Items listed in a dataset
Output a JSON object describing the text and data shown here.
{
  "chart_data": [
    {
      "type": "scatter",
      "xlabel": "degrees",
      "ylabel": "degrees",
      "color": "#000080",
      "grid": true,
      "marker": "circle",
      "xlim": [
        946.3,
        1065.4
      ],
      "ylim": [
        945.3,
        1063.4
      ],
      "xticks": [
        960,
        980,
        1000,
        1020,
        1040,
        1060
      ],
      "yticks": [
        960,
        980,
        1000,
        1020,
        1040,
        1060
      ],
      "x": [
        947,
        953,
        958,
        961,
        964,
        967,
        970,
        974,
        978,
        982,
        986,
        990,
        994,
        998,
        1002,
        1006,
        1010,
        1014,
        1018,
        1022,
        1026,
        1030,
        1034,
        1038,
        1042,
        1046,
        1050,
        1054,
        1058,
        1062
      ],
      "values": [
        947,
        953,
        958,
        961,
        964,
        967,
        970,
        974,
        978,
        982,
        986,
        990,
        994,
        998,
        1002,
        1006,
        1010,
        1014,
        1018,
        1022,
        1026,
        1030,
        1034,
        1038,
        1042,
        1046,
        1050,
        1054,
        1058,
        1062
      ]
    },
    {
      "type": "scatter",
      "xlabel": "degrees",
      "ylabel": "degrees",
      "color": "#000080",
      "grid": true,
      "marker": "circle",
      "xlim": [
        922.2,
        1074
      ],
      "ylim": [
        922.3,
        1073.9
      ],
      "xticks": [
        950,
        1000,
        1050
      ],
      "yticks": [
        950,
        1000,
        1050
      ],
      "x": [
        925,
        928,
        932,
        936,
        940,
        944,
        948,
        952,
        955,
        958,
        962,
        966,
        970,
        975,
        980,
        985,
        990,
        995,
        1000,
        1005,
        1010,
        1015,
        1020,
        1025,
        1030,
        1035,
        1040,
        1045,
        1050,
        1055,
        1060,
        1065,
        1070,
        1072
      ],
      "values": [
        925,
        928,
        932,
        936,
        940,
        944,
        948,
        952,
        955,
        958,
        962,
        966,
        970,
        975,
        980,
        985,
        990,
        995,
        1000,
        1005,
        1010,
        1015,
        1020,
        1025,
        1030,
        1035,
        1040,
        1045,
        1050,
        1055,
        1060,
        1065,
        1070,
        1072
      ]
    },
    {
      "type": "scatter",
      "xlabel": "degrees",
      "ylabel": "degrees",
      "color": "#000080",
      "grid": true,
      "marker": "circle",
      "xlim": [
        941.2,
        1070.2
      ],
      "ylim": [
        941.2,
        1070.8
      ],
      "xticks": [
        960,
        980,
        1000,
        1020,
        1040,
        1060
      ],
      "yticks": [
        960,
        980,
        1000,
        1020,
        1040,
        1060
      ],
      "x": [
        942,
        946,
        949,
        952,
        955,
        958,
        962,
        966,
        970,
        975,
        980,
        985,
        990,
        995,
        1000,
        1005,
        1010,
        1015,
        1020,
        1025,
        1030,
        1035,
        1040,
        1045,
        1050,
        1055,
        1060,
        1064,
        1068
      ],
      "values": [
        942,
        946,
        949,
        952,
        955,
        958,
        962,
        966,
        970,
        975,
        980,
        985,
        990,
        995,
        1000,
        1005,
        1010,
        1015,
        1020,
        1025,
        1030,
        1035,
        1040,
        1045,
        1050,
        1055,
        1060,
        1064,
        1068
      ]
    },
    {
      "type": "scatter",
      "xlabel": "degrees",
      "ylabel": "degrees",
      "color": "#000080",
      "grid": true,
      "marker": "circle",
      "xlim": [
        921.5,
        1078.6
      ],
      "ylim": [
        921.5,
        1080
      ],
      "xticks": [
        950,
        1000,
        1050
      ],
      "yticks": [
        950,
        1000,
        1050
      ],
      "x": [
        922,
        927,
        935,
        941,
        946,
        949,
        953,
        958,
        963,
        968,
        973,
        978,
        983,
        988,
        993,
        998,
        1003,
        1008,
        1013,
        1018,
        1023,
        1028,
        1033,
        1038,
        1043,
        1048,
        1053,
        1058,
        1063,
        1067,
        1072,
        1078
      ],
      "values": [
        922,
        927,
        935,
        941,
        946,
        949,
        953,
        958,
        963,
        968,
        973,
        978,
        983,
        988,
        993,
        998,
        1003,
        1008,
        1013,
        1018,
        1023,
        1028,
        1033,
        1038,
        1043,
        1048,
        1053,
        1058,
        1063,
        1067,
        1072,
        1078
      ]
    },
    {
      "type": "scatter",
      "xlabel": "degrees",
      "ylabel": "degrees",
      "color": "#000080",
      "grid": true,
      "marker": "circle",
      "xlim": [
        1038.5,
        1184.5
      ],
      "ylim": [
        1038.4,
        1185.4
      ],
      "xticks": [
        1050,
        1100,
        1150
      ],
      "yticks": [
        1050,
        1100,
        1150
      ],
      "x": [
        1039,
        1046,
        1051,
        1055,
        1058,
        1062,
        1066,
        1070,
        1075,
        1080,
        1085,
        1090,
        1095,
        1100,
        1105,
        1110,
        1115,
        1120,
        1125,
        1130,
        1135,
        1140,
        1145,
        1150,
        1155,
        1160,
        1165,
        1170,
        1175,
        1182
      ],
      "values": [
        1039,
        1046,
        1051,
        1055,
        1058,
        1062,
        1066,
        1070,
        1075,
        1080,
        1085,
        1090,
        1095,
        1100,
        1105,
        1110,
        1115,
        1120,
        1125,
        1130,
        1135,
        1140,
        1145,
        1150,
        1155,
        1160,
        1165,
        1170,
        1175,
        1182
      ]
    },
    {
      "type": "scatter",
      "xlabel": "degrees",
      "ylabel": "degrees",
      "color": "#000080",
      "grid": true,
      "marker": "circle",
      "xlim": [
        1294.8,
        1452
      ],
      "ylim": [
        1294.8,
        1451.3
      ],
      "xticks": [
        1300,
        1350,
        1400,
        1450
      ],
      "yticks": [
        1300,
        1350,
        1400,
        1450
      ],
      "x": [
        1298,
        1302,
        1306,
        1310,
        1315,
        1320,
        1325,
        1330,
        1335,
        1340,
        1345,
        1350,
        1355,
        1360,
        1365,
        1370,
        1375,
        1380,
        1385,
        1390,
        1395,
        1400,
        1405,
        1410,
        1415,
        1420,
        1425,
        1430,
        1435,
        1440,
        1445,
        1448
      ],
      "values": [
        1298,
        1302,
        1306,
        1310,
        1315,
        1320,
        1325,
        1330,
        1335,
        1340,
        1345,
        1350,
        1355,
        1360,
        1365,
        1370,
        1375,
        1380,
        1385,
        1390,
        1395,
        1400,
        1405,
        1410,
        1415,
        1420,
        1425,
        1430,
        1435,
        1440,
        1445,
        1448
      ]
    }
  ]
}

**Prompt**
Write out the data again, exactly and in full.

**Final result**
Output a JSON object describing the text and data shown here.
{
  "chart_data": [
    {
      "type": "scatter",
      "xlabel": "degrees",
      "ylabel": "degrees",
      "color": "#000080",
      "grid": true,
      "marker": "circle",
      "xlim": [
        946.3,
        1065.4
      ],
      "ylim": [
        945.3,
        1063.4
      ],
      "xticks": [
        960,
        980,
        1000,
        1020,
        1040,
        1060
      ],
      "yticks": [
        960,
        980,
        1000,
        1020,
        1040,
        1060
      ],
      "x": [
        947,
        953,
        958,
        961,
        964,
        967,
        970,
        974,
        978,
        982,
        986,
        990,
        994,
        998,
        1002,
        1006,
        1010,
        1014,
        1018,
        1022,
        1026,
        1030,
        1034,
        1038,
        1042,
        1046,
        1050,
        1054,
        1058,
        1062
      ],
      "values": [
        947,
        953,
        958,
        961,
        964,
        967,
        970,
        974,
        978,
        982,
        986,
        990,
        994,
        998,
        1002,
        1006,
        1010,
        1014,
        1018,
        1022,
        1026,
        1030,
        1034,
        1038,
        1042,
        1046,
        1050,
        1054,
        1058,
        1062
      ]
    },
    {
      "type": "scatter",
      "xlabel": "degrees",
      "ylabel": "degrees",
      "color": "#000080",
      "grid": true,
      "marker": "circle",
      "xlim": [
        922.2,
        1074
      ],
      "ylim": [
        922.3,
        1073.9
      ],
      "xticks": [
        950,
        1000,
        1050
      ],
      "yticks": [
        950,
        1000,
        1050
      ],
      "x": [
        925,
        928,
        932,
        936,
        940,
        944,
        948,
        952,
        955,
        958,
        962,
        966,
        970,
        975,
        980,
        985,
        990,
        995,
        1000,
        1005,
        1010,
        1015,
        1020,
        1025,
        1030,
        1035,
        1040,
        1045,
        1050,
        1055,
        1060,
        1065,
        1070,
        1072
      ],
      "values": [
        925,
        928,
        932,
        936,
        940,
        944,
        948,
        952,
        955,
        958,
        962,
        966,
        970,
        975,
        980,
        985,
        990,
        995,
        1000,
        1005,
        1010,
        1015,
        1020,
        1025,
        1030,
        1035,
        1040,
        1045,
        1050,
        1055,
        1060,
        1065,
        1070,
        1072
      ]
    },
    {
      "type": "scatter",
      "xlabel": "degrees",
      "ylabel": "degrees",
      "color": "#000080",
      "grid": true,
      "marker": "circle",
      "xlim": [
        941.2,
        1070.2
      ],
      "ylim": [
        941.2,
        1070.8
      ],
      "xticks": [
        960,
        980,
        1000,
        1020,
        1040,
        1060
      ],
      "yticks": [
        960,
        980,
        1000,
        1020,
        1040,
        1060
      ],
      "x": [
        942,
        946,
        949,
        952,
        955,
        958,
        962,
        966,
        970,
        975,
        980,
        985,
        990,
        995,
        1000,
        1005,
        1010,
        1015,
        1020,
        1025,
        1030,
        1035,
        1040,
        1045,
        1050,
        1055,
        1060,
        1064,
        1068
      ],
      "values": [
        942,
        946,
        949,
        952,
        955,
        958,
        962,
        966,
        970,
        975,
        980,
        985,
        990,
        995,
        1000,
        1005,
        1010,
        1015,
        1020,
        1025,
        1030,
        1035,
        1040,
        1045,
        1050,
        1055,
        1060,
        1064,
        1068
      ]
    },
    {
      "type": "scatter",
      "xlabel": "degrees",
      "ylabel": "degrees",
      "color": "#000080",
      "grid": true,
      "marker": "circle",
      "xlim": [
        921.5,
        1078.6
      ],
      "ylim": [
        921.5,
        1080
      ],
      "xticks": [
        950,
        1000,
        1050
      ],
      "yticks": [
        950,
        1000,
        1050
      ],
      "x": [
        922,
        927,
        935,
        941,
        946,
        949,
        953,
        958,
        963,
        968,
        973,
        978,
        983,
        988,
        993,
        998,
        1003,
        1008,
        1013,
        1018,
        1023,
        1028,
        1033,
        1038,
        1043,
        1048,
        1053,
        1058,
        1063,
        1067,
        1072,
        1078
      ],
      "values": [
        922,
        927,
        935,
        941,
        946,
        949,
        953,
        958,
        963,
        968,
        973,
        978,
        983,
        988,
        993,
        998,
        1003,
        1008,
        1013,
        1018,
        1023,
        1028,
        1033,
        1038,
        1043,
        1048,
        1053,
        1058,
        1063,
        1067,
        1072,
        1078
      ]
    },
    {
      "type": "scatter",
      "xlabel": "degrees",
      "ylabel": "degrees",
      "color": "#000080",
      "grid": true,
      "marker": "circle",
      "xlim": [
        1038.5,
        1184.5
      ],
      "ylim": [
        1038.4,
        1185.4
      ],
      "xticks": [
        1050,
        1100,
        1150
      ],
      "yticks": [
        1050,
        1100,
        1150
      ],
      "x": [
        1039,
        1046,
        1051,
        1055,
        1058,
        1062,
        1066,
        1070,
        1075,
        1080,
        1085,
        1090,
        1095,
        1100,
        1105,
        1110,
        1115,
        1120,
        1125,
        1130,
        1135,
        1140,
        1145,
        1150,
        1155,
        1160,
        1165,
        1170,
        1175,
        1182
      ],
      "values": [
        1039,
        1046,
        1051,
        1055,
        1058,
        1062,
        1066,
        1070,
        1075,
        1080,
        1085,
        1090,
        1095,
        1100,
        1105,
        1110,
        1115,
        1120,
        1125,
        1130,
        1135,
        1140,
        1145,
        1150,
        1155,
        1160,
        1165,
        1170,
        1175,
        1182
      ]
    },
    {
      "type": "scatter",
      "xlabel": "degrees",
      "ylabel": "degrees",
      "color": "#000080",
      "grid": true,
      "marker": "circle",
      "xlim": [
        1294.8,
        1452
      ],
      "ylim": [
        1294.8,
        1451.3
      ],
      "xticks": [
        1300,
        1350,
        1400,
        1450
      ],
      "yticks": [
        1300,
        1350,
        1400,
        1450
      ],
      "x": [
        1298,
        1302,
        1306,
        1310,
        1315,
        1320,
        1325,
        1330,
        1335,
        1340,
        1345,
        1350,
        1355,
        1360,
        1365,
        1370,
        1375,
        1380,
        1385,
        1390,
        1395,
        1400,
        1405,
        1410,
        1415,
        1420,
        1425,
        1430,
        1435,
        1440,
        1445,
        1448
      ],
      "values": [
        1298,
        1302,
        1306,
        1310,
        1315,
        1320,
        1325,
        1330,
        1335,
        1340,
        1345,
        1350,
        1355,
        1360,
        1365,
        1370,
        1375,
        1380,
        1385,
        1390,
        1395,
        1400,
        1405,
        1410,
        1415,
        1420,
        1425,
        1430,
        1435,
        1440,
        1445,
        1448
      ]
    }
  ]
}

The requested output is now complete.